Structured figure records:
···
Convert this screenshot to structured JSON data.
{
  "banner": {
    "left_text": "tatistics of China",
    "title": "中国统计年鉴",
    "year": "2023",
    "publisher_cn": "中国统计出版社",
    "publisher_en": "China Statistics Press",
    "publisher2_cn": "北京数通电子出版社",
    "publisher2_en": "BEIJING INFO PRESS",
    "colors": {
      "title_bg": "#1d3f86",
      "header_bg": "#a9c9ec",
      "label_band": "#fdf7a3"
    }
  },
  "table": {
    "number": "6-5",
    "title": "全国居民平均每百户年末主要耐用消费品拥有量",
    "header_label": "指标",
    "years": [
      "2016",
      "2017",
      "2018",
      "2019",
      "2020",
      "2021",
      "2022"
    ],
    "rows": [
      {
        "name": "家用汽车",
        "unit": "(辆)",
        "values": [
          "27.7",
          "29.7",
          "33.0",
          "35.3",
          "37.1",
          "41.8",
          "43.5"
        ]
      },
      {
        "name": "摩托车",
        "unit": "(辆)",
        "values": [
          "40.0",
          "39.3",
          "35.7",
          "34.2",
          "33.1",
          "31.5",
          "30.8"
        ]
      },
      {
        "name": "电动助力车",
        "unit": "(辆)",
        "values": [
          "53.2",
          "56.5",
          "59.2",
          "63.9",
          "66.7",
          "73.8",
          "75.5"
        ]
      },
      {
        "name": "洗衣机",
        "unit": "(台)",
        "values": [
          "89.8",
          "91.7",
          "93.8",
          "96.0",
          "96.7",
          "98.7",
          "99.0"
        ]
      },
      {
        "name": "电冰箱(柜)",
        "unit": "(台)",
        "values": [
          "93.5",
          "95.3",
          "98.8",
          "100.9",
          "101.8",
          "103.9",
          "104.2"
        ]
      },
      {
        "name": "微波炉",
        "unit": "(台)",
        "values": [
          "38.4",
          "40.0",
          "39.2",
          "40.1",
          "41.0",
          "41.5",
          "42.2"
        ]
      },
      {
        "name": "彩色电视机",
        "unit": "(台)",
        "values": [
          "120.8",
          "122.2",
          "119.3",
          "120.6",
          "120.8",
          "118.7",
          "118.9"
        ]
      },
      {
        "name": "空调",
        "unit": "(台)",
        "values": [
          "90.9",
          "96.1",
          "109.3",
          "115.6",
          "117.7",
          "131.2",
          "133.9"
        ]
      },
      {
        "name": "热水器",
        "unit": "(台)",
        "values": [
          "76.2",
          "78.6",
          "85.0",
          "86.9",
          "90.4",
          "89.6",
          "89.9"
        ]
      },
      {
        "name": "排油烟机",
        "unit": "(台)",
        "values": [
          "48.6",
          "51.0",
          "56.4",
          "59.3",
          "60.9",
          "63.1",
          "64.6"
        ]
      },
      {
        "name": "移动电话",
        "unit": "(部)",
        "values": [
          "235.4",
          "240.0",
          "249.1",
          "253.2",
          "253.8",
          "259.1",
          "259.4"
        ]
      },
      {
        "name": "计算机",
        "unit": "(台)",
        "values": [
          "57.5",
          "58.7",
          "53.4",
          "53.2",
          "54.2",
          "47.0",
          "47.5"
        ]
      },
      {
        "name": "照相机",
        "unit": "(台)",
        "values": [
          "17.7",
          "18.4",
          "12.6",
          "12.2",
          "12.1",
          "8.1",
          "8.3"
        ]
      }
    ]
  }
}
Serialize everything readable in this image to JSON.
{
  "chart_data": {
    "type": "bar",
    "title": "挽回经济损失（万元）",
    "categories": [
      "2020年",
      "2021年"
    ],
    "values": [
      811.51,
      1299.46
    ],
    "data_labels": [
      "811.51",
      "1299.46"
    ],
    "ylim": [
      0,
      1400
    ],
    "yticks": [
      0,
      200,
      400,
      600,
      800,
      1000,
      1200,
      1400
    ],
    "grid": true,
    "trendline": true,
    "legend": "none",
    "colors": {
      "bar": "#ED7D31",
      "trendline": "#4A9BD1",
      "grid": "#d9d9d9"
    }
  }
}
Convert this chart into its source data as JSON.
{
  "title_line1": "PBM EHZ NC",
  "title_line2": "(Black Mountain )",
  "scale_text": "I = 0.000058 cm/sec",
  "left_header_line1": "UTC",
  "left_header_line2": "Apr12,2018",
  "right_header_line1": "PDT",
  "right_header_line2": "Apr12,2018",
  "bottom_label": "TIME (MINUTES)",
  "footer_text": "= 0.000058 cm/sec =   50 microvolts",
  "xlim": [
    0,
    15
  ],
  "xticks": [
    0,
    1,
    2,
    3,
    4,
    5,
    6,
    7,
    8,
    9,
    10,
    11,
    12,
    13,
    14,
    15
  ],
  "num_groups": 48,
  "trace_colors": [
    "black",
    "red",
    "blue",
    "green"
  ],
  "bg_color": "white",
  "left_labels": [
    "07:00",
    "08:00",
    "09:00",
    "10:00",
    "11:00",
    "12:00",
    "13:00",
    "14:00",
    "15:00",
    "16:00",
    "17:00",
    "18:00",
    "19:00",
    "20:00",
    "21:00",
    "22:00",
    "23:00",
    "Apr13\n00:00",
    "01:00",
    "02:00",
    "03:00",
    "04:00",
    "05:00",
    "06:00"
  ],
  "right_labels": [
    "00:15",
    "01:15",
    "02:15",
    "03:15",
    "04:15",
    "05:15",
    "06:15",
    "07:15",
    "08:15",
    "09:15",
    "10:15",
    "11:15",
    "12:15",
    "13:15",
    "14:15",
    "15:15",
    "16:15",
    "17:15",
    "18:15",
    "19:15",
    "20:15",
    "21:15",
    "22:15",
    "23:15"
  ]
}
···
WHAT IS REQUIRED: The records above are to be copied in full, exactly as written.

EXERCISE OUTPUT:
Convert this screenshot to structured JSON data.
{
  "banner": {
    "left_text": "tatistics of China",
    "title": "中国统计年鉴",
    "year": "2023",
    "publisher_cn": "中国统计出版社",
    "publisher_en": "China Statistics Press",
    "publisher2_cn": "北京数通电子出版社",
    "publisher2_en": "BEIJING INFO PRESS",
    "colors": {
      "title_bg": "#1d3f86",
      "header_bg": "#a9c9ec",
      "label_band": "#fdf7a3"
    }
  },
  "table": {
    "number": "6-5",
    "title": "全国居民平均每百户年末主要耐用消费品拥有量",
    "header_label": "指标",
    "years": [
      "2016",
      "2017",
      "2018",
      "2019",
      "2020",
      "2021",
      "2022"
    ],
    "rows": [
      {
        "name": "家用汽车",
        "unit": "(辆)",
        "values": [
          "27.7",
          "29.7",
          "33.0",
          "35.3",
          "37.1",
          "41.8",
          "43.5"
        ]
      },
      {
        "name": "摩托车",
        "unit": "(辆)",
        "values": [
          "40.0",
          "39.3",
          "35.7",
          "34.2",
          "33.1",
          "31.5",
          "30.8"
        ]
      },
      {
        "name": "电动助力车",
        "unit": "(辆)",
        "values": [
          "53.2",
          "56.5",
          "59.2",
          "63.9",
          "66.7",
          "73.8",
          "75.5"
        ]
      },
      {
        "name": "洗衣机",
        "unit": "(台)",
        "values": [
          "89.8",
          "91.7",
          "93.8",
          "96.0",
          "96.7",
          "98.7",
          "99.0"
        ]
      },
      {
        "name": "电冰箱(柜)",
        "unit": "(台)",
        "values": [
          "93.5",
          "95.3",
          "98.8",
          "100.9",
          "101.8",
          "103.9",
          "104.2"
        ]
      },
      {
        "name": "微波炉",
        "unit": "(台)",
        "values": [
          "38.4",
          "40.0",
          "39.2",
          "40.1",
          "41.0",
          "41.5",
          "42.2"
        ]
      },
      {
        "name": "彩色电视机",
        "unit": "(台)",
        "values": [
          "120.8",
          "122.2",
          "119.3",
          "120.6",
          "120.8",
          "118.7",
          "118.9"
        ]
      },
      {
        "name": "空调",
        "unit": "(台)",
        "values": [
          "90.9",
          "96.1",
          "109.3",
          "115.6",
          "117.7",
          "131.2",
          "133.9"
        ]
      },
      {
        "name": "热水器",
        "unit": "(台)",
        "values": [
          "76.2",
          "78.6",
          "85.0",
          "86.9",
          "90.4",
          "89.6",
          "89.9"
        ]
      },
      {
        "name": "排油烟机",
        "unit": "(台)",
        "values": [
          "48.6",
          "51.0",
          "56.4",
          "59.3",
          "60.9",
          "63.1",
          "64.6"
        ]
      },
      {
        "name": "移动电话",
        "unit": "(部)",
        "values": [
          "235.4",
          "240.0",
          "249.1",
          "253.2",
          "253.8",
          "259.1",
          "259.4"
        ]
      },
      {
        "name": "计算机",
        "unit": "(台)",
        "values": [
          "57.5",
          "58.7",
          "53.4",
          "53.2",
          "54.2",
          "47.0",
          "47.5"
        ]
      },
      {
        "name": "照相机",
        "unit": "(台)",
        "values": [
          "17.7",
          "18.4",
          "12.6",
          "12.2",
          "12.1",
          "8.1",
          "8.3"
        ]
      }
    ]
  }
}
Serialize everything readable in this image to JSON.
{
  "chart_data": {
    "type": "bar",
    "title": "挽回经济损失（万元）",
    "categories": [
      "2020年",
      "2021年"
    ],
    "values": [
      811.51,
      1299.46
    ],
    "data_labels": [
      "811.51",
      "1299.46"
    ],
    "ylim": [
      0,
      1400
    ],
    "yticks": [
      0,
      200,
      400,
      600,
      800,
      1000,
      1200,
      1400
    ],
    "grid": true,
    "trendline": true,
    "legend": "none",
    "colors": {
      "bar": "#ED7D31",
      "trendline": "#4A9BD1",
      "grid": "#d9d9d9"
    }
  }
}
Convert this chart into its source data as JSON.
{
  "title_line1": "PBM EHZ NC",
  "title_line2": "(Black Mountain )",
  "scale_text": "I = 0.000058 cm/sec",
  "left_header_line1": "UTC",
  "left_header_line2": "Apr12,2018",
  "right_header_line1": "PDT",
  "right_header_line2": "Apr12,2018",
  "bottom_label": "TIME (MINUTES)",
  "footer_text": "= 0.000058 cm/sec =   50 microvolts",
  "xlim": [
    0,
    15
  ],
  "xticks": [
    0,
    1,
    2,
    3,
    4,
    5,
    6,
    7,
    8,
    9,
    10,
    11,
    12,
    13,
    14,
    15
  ],
  "num_groups": 48,
  "trace_colors": [
    "black",
    "red",
    "blue",
    "green"
  ],
  "bg_color": "white",
  "left_labels": [
    "07:00",
    "08:00",
    "09:00",
    "10:00",
    "11:00",
    "12:00",
    "13:00",
    "14:00",
    "15:00",
    "16:00",
    "17:00",
    "18:00",
    "19:00",
    "20:00",
    "21:00",
    "22:00",
    "23:00",
    "Apr13\n00:00",
    "01:00",
    "02:00",
    "03:00",
    "04:00",
    "05:00",
    "06:00"
  ],
  "right_labels": [
    "00:15",
    "01:15",
    "02:15",
    "03:15",
    "04:15",
    "05:15",
    "06:15",
    "07:15",
    "08:15",
    "09:15",
    "10:15",
    "11:15",
    "12:15",
    "13:15",
    "14:15",
    "15:15",
    "16:15",
    "17:15",
    "18:15",
    "19:15",
    "20:15",
    "21:15",
    "22:15",
    "23:15"
  ]
}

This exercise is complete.